── EXCERPTED RECORDS ──

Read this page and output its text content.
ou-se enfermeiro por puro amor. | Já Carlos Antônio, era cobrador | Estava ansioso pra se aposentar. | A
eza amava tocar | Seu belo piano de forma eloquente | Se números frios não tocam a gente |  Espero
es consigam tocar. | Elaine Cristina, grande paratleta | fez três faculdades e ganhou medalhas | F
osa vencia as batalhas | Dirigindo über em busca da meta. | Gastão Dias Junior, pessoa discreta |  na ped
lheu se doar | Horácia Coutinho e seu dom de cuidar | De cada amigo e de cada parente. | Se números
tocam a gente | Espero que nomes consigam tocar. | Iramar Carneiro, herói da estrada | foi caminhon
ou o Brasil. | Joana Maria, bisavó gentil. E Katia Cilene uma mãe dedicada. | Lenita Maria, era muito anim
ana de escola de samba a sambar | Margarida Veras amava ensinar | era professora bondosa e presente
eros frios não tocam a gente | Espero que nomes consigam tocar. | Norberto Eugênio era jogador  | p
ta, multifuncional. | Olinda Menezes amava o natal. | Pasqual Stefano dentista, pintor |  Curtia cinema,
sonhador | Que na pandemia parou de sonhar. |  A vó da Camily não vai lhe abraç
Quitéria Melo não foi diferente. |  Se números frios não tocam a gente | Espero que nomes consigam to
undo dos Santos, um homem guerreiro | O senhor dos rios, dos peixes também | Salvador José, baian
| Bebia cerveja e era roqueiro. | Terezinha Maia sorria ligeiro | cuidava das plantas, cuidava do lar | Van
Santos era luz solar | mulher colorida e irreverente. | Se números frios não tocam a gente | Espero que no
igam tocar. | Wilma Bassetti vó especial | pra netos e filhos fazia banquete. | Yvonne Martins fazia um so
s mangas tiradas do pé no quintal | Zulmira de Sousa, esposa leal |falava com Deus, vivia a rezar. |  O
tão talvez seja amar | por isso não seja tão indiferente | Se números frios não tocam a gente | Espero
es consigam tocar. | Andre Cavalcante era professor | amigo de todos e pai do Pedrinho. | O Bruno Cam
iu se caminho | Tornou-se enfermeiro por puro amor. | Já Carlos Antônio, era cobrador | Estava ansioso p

───
── EXCERPTED RECORDS ──

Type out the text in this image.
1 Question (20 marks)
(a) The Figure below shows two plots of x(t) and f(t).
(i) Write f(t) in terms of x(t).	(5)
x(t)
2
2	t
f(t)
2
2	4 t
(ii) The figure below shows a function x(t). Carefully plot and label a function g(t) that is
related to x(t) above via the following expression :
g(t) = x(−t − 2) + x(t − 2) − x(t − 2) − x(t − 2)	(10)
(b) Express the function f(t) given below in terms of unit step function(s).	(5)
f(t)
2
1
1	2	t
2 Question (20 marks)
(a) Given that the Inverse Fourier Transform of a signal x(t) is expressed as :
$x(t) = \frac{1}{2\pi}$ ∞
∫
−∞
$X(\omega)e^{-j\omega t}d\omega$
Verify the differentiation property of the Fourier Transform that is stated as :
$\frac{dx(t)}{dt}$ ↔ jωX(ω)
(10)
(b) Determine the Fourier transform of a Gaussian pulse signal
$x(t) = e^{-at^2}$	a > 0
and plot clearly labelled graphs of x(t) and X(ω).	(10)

───

• _WHAT IS EXPECTED_:
Check every line of the data above for the string "amava", and copy those that have it.

• _RESULT OF THE EXERCISE_:
eza amava tocar | Seu belo piano de forma eloquente | Se números frios não tocam a gente |  Espero
ana de escola de samba a sambar | Margarida Veras amava ensinar | era professora bondosa e presente
ta, multifuncional. | Olinda Menezes amava o natal. | Pasqual Stefano dentista, pintor |  Curtia cinema,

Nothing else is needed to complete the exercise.